Exercise: In the part of the records that opens with the line containing "- series-badge: AFFiNE: [138, 5, 200, 22]" and closes with the line containing "- series-name: Moxgxxb: [716, 326, 760, 338]", change "series-tag" to "series-chip" and write out only those lines, leaving everything else unchanged.

Coordinate annotation records
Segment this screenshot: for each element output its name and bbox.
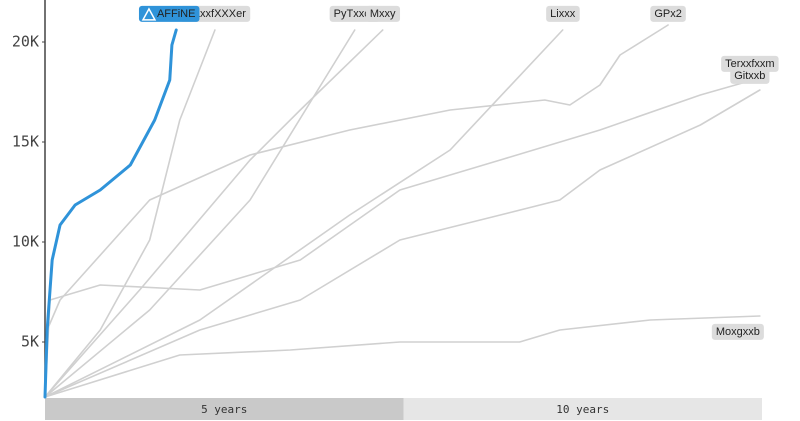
- series-badge: AFFiNE: [138, 5, 200, 22]
- series-name: Gitxxb: [734, 70, 765, 82]
- series-line: [44, 29, 384, 398]
- y-tick-label: 20K: [12, 33, 39, 51]
- y-tick-label: 5K: [21, 333, 39, 351]
- series-name: Lixxx: [550, 8, 576, 20]
- series-tag: Mxxy: [365, 5, 401, 22]
- x-band: [403, 398, 762, 420]
- series-tag: Moxgxxb: [711, 323, 764, 340]
- series-name: GPx2: [654, 8, 682, 20]
- badge-logo: [141, 7, 157, 21]
- series-line: [44, 29, 216, 398]
- series-name: AFFiNE: [157, 8, 196, 20]
- tag-bg: [711, 323, 764, 340]
- series-name: PyTxxch: [334, 8, 376, 20]
- series-name: Terxxfxxm: [725, 58, 775, 70]
- series-name: Moxgxxb: [716, 326, 760, 338]
- series-line: [43, 28, 178, 399]
- series-line: [44, 89, 761, 398]
- series-tag: GPx2: [650, 5, 686, 22]
- series-tag: Gitxxb: [730, 67, 770, 84]
- x-band-label: 10 years: [556, 403, 609, 416]
- tag-bg: [650, 5, 686, 22]
- series-line: [44, 29, 564, 398]
- series-line: [44, 315, 761, 398]
- series-name: TraxxfXXXer: [184, 8, 246, 20]
- series-line: [44, 77, 761, 398]
- series-tag: Lixxx: [546, 5, 580, 22]
- x-band-label: 5 years: [201, 403, 247, 416]
- y-tick-label: 15K: [12, 133, 39, 151]
- tag-bg: [546, 5, 580, 22]
- series-line: [44, 29, 356, 398]
- y-tick-label: 10K: [12, 233, 39, 251]
- series-line: [44, 24, 669, 398]
- tag-bg: [365, 5, 401, 22]
- x-band: [45, 398, 404, 420]
- tag-bg: [730, 67, 770, 84]
- series-name: Mxxy: [370, 8, 396, 20]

The response:
- series-badge: AFFiNE: [138, 5, 200, 22]
- series-name: Gitxxb: [734, 70, 765, 82]
- series-line: [44, 29, 384, 398]
- y-tick-label: 20K: [12, 33, 39, 51]
- y-tick-label: 5K: [21, 333, 39, 351]
- series-name: Lixxx: [550, 8, 576, 20]
- series-chip: Mxxy: [365, 5, 401, 22]
- x-band: [403, 398, 762, 420]
- series-chip: Moxgxxb: [711, 323, 764, 340]
- series-name: GPx2: [654, 8, 682, 20]
- badge-logo: [141, 7, 157, 21]
- series-line: [44, 29, 216, 398]
- series-name: AFFiNE: [157, 8, 196, 20]
- tag-bg: [711, 323, 764, 340]
- series-name: PyTxxch: [334, 8, 376, 20]
- series-name: Terxxfxxm: [725, 58, 775, 70]
- series-name: Moxgxxb: [716, 326, 760, 338]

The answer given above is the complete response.